-- BEGIN TASK MATERIAL --

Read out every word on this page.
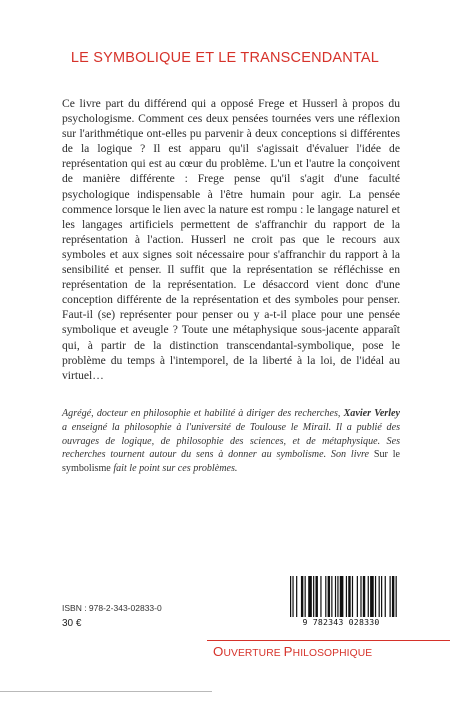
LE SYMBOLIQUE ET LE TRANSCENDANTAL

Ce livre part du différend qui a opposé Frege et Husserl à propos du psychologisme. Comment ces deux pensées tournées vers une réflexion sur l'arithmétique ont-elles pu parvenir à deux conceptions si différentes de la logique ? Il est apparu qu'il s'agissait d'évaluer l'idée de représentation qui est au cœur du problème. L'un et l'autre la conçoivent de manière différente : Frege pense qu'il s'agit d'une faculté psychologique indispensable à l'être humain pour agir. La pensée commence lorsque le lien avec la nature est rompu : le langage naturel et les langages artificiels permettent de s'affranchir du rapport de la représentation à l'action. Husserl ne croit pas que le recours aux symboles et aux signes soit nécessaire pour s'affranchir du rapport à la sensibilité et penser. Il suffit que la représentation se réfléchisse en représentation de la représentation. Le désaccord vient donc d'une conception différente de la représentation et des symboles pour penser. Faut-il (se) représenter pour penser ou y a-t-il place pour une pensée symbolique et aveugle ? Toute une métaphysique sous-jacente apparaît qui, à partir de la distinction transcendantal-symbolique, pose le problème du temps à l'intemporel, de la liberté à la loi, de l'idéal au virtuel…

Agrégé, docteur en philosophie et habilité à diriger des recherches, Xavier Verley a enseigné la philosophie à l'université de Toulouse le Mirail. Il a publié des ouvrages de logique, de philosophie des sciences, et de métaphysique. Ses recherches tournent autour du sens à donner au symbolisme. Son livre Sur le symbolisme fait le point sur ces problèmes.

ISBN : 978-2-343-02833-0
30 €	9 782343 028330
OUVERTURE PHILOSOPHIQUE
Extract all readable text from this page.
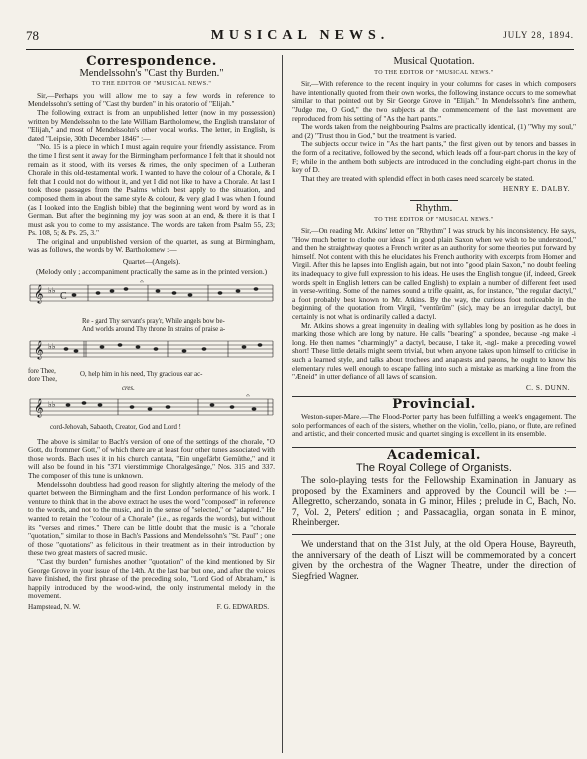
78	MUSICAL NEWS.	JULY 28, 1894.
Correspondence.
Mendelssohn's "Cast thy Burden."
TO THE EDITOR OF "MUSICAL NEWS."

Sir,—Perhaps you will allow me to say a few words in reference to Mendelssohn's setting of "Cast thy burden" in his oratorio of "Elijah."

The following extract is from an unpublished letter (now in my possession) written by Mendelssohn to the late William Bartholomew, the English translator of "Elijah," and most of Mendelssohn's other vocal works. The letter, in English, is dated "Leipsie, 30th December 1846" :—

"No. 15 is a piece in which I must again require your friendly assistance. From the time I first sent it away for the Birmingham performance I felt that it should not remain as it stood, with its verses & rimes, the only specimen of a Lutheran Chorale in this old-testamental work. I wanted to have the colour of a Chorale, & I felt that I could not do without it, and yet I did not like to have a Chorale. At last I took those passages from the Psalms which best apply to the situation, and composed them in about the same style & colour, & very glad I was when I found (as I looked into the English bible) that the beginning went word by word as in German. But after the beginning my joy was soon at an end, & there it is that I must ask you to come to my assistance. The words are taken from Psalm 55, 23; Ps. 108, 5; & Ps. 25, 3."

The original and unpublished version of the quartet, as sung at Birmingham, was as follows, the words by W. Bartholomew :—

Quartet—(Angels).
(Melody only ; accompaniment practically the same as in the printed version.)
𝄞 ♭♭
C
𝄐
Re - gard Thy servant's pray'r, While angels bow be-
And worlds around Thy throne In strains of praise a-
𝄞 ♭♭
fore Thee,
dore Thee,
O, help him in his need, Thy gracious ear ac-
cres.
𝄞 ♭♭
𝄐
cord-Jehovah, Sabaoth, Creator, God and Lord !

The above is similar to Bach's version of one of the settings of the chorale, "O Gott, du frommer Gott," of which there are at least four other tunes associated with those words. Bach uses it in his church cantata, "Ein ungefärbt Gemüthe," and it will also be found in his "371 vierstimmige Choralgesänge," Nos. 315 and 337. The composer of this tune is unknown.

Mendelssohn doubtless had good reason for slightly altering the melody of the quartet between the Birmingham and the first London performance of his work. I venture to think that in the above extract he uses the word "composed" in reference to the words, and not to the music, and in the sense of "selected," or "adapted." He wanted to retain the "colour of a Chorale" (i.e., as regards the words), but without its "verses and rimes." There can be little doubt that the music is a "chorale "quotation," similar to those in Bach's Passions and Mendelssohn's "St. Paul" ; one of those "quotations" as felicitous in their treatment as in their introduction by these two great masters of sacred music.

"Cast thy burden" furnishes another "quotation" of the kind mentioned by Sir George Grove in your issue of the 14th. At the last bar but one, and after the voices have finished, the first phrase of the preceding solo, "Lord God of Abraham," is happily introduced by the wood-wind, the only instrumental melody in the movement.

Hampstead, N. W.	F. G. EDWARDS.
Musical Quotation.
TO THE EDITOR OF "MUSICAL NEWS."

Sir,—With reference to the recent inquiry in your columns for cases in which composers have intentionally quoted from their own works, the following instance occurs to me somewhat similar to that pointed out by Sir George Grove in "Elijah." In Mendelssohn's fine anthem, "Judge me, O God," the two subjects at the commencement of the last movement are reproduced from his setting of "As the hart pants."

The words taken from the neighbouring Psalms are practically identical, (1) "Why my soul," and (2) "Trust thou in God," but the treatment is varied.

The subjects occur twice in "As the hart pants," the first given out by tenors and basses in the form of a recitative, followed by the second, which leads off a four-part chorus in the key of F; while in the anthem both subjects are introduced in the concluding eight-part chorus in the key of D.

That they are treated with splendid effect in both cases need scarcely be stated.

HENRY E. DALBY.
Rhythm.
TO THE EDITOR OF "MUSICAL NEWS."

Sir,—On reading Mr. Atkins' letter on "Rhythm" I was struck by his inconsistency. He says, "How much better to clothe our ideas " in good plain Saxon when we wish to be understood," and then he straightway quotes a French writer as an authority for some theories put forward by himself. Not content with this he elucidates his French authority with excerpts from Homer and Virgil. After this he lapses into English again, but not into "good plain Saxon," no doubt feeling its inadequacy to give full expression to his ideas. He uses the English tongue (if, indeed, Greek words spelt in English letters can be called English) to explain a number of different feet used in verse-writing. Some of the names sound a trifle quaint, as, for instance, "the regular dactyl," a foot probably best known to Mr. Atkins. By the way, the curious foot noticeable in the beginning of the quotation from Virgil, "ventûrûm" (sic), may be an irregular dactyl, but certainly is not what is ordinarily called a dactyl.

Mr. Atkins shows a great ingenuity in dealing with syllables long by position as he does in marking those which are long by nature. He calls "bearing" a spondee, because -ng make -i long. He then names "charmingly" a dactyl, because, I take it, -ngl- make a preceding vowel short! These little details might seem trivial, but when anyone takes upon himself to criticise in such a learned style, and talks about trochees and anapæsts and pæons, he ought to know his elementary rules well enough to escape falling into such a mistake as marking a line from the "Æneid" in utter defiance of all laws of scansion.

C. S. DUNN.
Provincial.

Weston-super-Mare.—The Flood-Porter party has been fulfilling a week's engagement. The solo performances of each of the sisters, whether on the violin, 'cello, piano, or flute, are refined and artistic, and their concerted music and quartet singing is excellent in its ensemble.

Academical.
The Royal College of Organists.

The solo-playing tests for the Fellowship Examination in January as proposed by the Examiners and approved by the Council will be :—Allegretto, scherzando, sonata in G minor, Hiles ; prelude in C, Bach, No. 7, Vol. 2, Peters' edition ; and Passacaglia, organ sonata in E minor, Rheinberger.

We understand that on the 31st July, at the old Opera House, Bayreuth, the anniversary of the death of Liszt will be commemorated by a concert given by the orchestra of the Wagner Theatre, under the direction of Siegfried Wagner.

-- END TASK MATERIAL --
-- BEGIN TASK MATERIAL --

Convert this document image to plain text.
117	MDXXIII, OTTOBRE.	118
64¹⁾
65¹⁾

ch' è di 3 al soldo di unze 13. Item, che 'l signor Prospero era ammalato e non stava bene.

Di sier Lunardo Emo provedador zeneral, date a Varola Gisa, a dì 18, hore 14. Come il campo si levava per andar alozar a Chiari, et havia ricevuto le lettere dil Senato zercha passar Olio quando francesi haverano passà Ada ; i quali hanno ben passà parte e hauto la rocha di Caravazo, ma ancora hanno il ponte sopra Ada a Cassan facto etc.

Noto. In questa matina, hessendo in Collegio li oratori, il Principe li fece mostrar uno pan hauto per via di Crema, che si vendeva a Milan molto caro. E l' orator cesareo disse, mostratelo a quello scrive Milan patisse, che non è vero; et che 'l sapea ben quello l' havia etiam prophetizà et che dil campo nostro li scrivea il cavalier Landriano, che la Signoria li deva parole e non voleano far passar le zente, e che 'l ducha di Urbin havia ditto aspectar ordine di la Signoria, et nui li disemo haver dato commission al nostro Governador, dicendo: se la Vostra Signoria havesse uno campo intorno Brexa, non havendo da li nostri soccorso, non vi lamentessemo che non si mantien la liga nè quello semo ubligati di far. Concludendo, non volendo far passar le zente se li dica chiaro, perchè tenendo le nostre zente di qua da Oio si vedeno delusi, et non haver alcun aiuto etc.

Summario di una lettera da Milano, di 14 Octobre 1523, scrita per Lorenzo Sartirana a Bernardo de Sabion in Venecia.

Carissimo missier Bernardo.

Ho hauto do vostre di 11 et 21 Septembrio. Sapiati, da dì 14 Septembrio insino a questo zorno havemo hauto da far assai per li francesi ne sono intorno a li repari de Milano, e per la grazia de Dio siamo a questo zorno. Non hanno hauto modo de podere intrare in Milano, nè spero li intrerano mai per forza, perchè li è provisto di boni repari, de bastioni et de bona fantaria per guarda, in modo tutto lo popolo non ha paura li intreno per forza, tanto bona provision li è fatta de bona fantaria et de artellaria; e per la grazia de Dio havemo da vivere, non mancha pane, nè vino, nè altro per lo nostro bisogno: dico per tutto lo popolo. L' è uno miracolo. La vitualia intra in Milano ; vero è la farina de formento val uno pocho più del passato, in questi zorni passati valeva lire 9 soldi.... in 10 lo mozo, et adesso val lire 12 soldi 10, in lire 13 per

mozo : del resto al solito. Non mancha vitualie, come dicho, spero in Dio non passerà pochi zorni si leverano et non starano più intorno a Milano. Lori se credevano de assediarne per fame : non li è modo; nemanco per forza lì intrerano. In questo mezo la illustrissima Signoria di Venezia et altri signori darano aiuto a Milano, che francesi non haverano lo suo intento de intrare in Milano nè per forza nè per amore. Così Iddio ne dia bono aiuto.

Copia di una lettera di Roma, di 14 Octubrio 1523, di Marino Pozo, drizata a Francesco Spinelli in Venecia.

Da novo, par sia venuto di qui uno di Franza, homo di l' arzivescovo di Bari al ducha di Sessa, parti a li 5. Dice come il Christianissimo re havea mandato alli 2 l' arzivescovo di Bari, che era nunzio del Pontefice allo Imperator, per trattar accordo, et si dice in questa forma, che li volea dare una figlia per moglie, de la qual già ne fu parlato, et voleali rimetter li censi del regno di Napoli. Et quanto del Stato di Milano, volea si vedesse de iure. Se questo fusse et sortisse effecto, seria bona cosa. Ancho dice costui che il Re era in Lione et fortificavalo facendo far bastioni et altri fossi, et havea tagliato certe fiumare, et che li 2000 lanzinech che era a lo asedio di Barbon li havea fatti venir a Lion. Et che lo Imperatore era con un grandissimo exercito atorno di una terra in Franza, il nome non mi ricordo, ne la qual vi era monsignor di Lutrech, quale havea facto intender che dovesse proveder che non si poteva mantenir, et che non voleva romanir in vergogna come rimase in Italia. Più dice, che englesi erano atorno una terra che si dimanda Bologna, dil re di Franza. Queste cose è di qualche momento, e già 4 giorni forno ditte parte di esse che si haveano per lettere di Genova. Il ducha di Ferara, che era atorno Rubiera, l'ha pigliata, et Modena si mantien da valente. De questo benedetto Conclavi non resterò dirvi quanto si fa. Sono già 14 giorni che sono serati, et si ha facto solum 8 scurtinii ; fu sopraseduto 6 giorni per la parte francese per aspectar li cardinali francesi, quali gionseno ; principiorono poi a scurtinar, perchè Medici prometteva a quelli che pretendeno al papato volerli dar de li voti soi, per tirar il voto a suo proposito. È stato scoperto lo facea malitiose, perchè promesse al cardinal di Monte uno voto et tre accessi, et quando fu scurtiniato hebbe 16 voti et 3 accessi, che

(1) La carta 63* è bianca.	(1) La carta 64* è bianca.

-- END TASK MATERIAL --

■ **PROBLEM DETAILS**:
Show, from the listing above, each line that contains the word "given".

■ **SOLUTION FOR THIS PROBLEM**:
The subjects occur twice in "As the hart pants," the first given out by tenors and basses in the form of a recitative, followed by the second, which leads off a four-part chorus in the key of F; while in the anthem both subjects are introduced in the concluding eight-part chorus in the key of D.
We understand that on the 31st July, at the old Opera House, Bayreuth, the anniversary of the death of Liszt will be commemorated by a concert given by the orchestra of the Wagner Theatre, under the direction of Siegfried Wagner.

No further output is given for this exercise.